Task ▸ Each entry below is to be transcribed exactly.

Data to use ▸
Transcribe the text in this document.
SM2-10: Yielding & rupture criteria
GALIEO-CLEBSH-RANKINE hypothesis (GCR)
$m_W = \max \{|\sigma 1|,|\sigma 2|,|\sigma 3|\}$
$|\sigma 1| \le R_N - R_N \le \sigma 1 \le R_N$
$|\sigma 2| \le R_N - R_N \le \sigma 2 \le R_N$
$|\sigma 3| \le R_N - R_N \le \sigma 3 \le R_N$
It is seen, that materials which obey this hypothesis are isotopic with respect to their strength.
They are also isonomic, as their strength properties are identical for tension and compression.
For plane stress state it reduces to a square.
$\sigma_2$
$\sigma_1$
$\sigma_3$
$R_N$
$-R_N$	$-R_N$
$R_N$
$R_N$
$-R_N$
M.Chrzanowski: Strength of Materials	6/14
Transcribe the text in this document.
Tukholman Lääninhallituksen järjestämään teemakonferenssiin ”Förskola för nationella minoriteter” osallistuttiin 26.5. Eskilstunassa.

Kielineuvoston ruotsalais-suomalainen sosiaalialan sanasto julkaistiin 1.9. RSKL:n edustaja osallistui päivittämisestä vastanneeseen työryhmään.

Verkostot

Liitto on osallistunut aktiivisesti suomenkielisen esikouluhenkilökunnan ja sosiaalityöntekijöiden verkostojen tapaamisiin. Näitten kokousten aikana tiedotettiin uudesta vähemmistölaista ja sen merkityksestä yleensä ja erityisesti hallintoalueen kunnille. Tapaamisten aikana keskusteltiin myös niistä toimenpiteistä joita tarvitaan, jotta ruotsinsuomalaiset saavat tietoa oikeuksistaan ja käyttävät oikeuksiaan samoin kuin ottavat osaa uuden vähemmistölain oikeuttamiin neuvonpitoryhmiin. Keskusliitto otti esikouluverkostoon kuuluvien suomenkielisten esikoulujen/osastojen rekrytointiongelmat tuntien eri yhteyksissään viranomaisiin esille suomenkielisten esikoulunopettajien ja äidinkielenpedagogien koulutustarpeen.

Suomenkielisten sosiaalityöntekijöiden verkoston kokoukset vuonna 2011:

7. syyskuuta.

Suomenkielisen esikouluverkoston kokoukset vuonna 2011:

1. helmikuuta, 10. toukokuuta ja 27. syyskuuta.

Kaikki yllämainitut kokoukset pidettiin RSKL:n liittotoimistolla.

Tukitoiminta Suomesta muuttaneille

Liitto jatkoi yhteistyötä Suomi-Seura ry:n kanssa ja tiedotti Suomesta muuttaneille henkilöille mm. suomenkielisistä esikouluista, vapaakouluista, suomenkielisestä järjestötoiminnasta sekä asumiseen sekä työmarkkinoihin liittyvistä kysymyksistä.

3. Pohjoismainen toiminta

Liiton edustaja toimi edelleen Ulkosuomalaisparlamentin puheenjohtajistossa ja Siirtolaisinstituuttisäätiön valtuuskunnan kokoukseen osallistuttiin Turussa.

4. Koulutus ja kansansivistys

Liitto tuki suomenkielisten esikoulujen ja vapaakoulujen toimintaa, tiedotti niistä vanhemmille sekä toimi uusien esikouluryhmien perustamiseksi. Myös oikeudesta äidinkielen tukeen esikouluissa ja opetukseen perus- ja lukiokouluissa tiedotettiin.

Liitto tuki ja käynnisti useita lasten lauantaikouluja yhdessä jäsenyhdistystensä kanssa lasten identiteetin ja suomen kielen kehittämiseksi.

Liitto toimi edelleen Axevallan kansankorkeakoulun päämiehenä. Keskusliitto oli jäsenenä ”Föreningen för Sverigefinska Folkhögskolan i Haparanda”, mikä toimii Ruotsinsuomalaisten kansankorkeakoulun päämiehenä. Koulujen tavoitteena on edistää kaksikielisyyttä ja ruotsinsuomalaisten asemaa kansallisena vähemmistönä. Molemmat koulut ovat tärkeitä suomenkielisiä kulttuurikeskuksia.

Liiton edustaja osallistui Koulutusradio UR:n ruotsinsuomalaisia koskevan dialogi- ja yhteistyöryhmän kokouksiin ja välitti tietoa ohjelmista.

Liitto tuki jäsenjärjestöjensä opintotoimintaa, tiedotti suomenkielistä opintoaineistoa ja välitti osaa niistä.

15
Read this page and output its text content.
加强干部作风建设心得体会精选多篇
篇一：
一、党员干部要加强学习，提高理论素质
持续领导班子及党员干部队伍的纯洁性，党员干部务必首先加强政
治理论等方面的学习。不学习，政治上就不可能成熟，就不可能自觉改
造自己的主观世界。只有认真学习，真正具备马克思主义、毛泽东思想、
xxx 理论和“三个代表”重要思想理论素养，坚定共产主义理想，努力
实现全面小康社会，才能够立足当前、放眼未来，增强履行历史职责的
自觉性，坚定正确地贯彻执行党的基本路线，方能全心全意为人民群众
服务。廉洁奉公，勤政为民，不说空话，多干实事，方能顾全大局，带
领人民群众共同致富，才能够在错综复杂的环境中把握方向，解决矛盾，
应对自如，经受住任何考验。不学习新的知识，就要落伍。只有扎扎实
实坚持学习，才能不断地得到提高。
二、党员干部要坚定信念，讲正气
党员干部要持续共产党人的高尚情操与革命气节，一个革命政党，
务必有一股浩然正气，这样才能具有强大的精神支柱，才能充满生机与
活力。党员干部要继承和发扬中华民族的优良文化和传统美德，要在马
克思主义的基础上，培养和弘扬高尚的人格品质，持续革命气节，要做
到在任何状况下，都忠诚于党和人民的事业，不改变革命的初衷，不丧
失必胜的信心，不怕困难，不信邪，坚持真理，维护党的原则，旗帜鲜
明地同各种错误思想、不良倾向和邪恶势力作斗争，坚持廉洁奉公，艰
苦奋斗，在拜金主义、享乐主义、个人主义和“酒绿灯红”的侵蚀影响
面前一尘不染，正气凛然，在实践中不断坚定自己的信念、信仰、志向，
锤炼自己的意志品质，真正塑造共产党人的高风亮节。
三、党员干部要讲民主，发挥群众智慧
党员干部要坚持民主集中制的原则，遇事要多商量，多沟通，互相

Written solution ▸
Transcribe the text in this document.
SM2-10: Yielding & rupture criteria
GALIEO-CLEBSH-RANKINE hypothesis (GCR)
$m_W = \max \{|\sigma 1|,|\sigma 2|,|\sigma 3|\}$
$|\sigma 1| \le R_N - R_N \le \sigma 1 \le R_N$
$|\sigma 2| \le R_N - R_N \le \sigma 2 \le R_N$
$|\sigma 3| \le R_N - R_N \le \sigma 3 \le R_N$
It is seen, that materials which obey this hypothesis are isotopic with respect to their strength.
They are also isonomic, as their strength properties are identical for tension and compression.
For plane stress state it reduces to a square.
$\sigma_2$
$\sigma_1$
$\sigma_3$
$R_N$
$-R_N$	$-R_N$
$R_N$
$R_N$
$-R_N$
M.Chrzanowski: Strength of Materials	6/14
Transcribe the text in this document.
Tukholman Lääninhallituksen järjestämään teemakonferenssiin ”Förskola för nationella minoriteter” osallistuttiin 26.5. Eskilstunassa.

Kielineuvoston ruotsalais-suomalainen sosiaalialan sanasto julkaistiin 1.9. RSKL:n edustaja osallistui päivittämisestä vastanneeseen työryhmään.

Verkostot

Liitto on osallistunut aktiivisesti suomenkielisen esikouluhenkilökunnan ja sosiaalityöntekijöiden verkostojen tapaamisiin. Näitten kokousten aikana tiedotettiin uudesta vähemmistölaista ja sen merkityksestä yleensä ja erityisesti hallintoalueen kunnille. Tapaamisten aikana keskusteltiin myös niistä toimenpiteistä joita tarvitaan, jotta ruotsinsuomalaiset saavat tietoa oikeuksistaan ja käyttävät oikeuksiaan samoin kuin ottavat osaa uuden vähemmistölain oikeuttamiin neuvonpitoryhmiin. Keskusliitto otti esikouluverkostoon kuuluvien suomenkielisten esikoulujen/osastojen rekrytointiongelmat tuntien eri yhteyksissään viranomaisiin esille suomenkielisten esikoulunopettajien ja äidinkielenpedagogien koulutustarpeen.

Suomenkielisten sosiaalityöntekijöiden verkoston kokoukset vuonna 2011:

7. syyskuuta.

Suomenkielisen esikouluverkoston kokoukset vuonna 2011:

1. helmikuuta, 10. toukokuuta ja 27. syyskuuta.

Kaikki yllämainitut kokoukset pidettiin RSKL:n liittotoimistolla.

Tukitoiminta Suomesta muuttaneille

Liitto jatkoi yhteistyötä Suomi-Seura ry:n kanssa ja tiedotti Suomesta muuttaneille henkilöille mm. suomenkielisistä esikouluista, vapaakouluista, suomenkielisestä järjestötoiminnasta sekä asumiseen sekä työmarkkinoihin liittyvistä kysymyksistä.

3. Pohjoismainen toiminta

Liiton edustaja toimi edelleen Ulkosuomalaisparlamentin puheenjohtajistossa ja Siirtolaisinstituuttisäätiön valtuuskunnan kokoukseen osallistuttiin Turussa.

4. Koulutus ja kansansivistys

Liitto tuki suomenkielisten esikoulujen ja vapaakoulujen toimintaa, tiedotti niistä vanhemmille sekä toimi uusien esikouluryhmien perustamiseksi. Myös oikeudesta äidinkielen tukeen esikouluissa ja opetukseen perus- ja lukiokouluissa tiedotettiin.

Liitto tuki ja käynnisti useita lasten lauantaikouluja yhdessä jäsenyhdistystensä kanssa lasten identiteetin ja suomen kielen kehittämiseksi.

Liitto toimi edelleen Axevallan kansankorkeakoulun päämiehenä. Keskusliitto oli jäsenenä ”Föreningen för Sverigefinska Folkhögskolan i Haparanda”, mikä toimii Ruotsinsuomalaisten kansankorkeakoulun päämiehenä. Koulujen tavoitteena on edistää kaksikielisyyttä ja ruotsinsuomalaisten asemaa kansallisena vähemmistönä. Molemmat koulut ovat tärkeitä suomenkielisiä kulttuurikeskuksia.

Liiton edustaja osallistui Koulutusradio UR:n ruotsinsuomalaisia koskevan dialogi- ja yhteistyöryhmän kokouksiin ja välitti tietoa ohjelmista.

Liitto tuki jäsenjärjestöjensä opintotoimintaa, tiedotti suomenkielistä opintoaineistoa ja välitti osaa niistä.

15
Read this page and output its text content.
加强干部作风建设心得体会精选多篇
篇一：
一、党员干部要加强学习，提高理论素质
持续领导班子及党员干部队伍的纯洁性，党员干部务必首先加强政
治理论等方面的学习。不学习，政治上就不可能成熟，就不可能自觉改
造自己的主观世界。只有认真学习，真正具备马克思主义、毛泽东思想、
xxx 理论和“三个代表”重要思想理论素养，坚定共产主义理想，努力
实现全面小康社会，才能够立足当前、放眼未来，增强履行历史职责的
自觉性，坚定正确地贯彻执行党的基本路线，方能全心全意为人民群众
服务。廉洁奉公，勤政为民，不说空话，多干实事，方能顾全大局，带
领人民群众共同致富，才能够在错综复杂的环境中把握方向，解决矛盾，
应对自如，经受住任何考验。不学习新的知识，就要落伍。只有扎扎实
实坚持学习，才能不断地得到提高。
二、党员干部要坚定信念，讲正气
党员干部要持续共产党人的高尚情操与革命气节，一个革命政党，
务必有一股浩然正气，这样才能具有强大的精神支柱，才能充满生机与
活力。党员干部要继承和发扬中华民族的优良文化和传统美德，要在马
克思主义的基础上，培养和弘扬高尚的人格品质，持续革命气节，要做
到在任何状况下，都忠诚于党和人民的事业，不改变革命的初衷，不丧
失必胜的信心，不怕困难，不信邪，坚持真理，维护党的原则，旗帜鲜
明地同各种错误思想、不良倾向和邪恶势力作斗争，坚持廉洁奉公，艰
苦奋斗，在拜金主义、享乐主义、个人主义和“酒绿灯红”的侵蚀影响
面前一尘不染，正气凛然，在实践中不断坚定自己的信念、信仰、志向，
锤炼自己的意志品质，真正塑造共产党人的高风亮节。
三、党员干部要讲民主，发挥群众智慧
党员干部要坚持民主集中制的原则，遇事要多商量，多沟通，互相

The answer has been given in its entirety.